State how many lines of the records contain the string "sans". Give the number alone.

Some records:
+++++

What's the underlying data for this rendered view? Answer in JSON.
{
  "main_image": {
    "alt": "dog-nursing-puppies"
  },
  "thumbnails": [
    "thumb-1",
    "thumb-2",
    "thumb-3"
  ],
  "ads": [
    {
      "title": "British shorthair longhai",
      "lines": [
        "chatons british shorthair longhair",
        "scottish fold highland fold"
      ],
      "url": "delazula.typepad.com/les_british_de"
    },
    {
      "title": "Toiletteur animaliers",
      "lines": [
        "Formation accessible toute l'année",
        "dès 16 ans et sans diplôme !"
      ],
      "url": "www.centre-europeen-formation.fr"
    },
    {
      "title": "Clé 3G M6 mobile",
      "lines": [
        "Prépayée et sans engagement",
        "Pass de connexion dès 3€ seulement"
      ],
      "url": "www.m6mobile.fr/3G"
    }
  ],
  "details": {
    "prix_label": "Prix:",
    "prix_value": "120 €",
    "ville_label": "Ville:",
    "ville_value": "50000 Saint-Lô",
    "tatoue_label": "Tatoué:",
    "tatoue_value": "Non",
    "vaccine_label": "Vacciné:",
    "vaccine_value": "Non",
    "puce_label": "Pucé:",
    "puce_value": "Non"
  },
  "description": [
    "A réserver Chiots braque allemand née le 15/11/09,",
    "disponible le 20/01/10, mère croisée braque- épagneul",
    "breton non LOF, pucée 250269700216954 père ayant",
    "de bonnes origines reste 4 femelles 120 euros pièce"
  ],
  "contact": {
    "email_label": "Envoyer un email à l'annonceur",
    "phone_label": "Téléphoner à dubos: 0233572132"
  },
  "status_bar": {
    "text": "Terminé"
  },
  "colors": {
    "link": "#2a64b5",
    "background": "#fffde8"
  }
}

+++++

Solution to this task:
2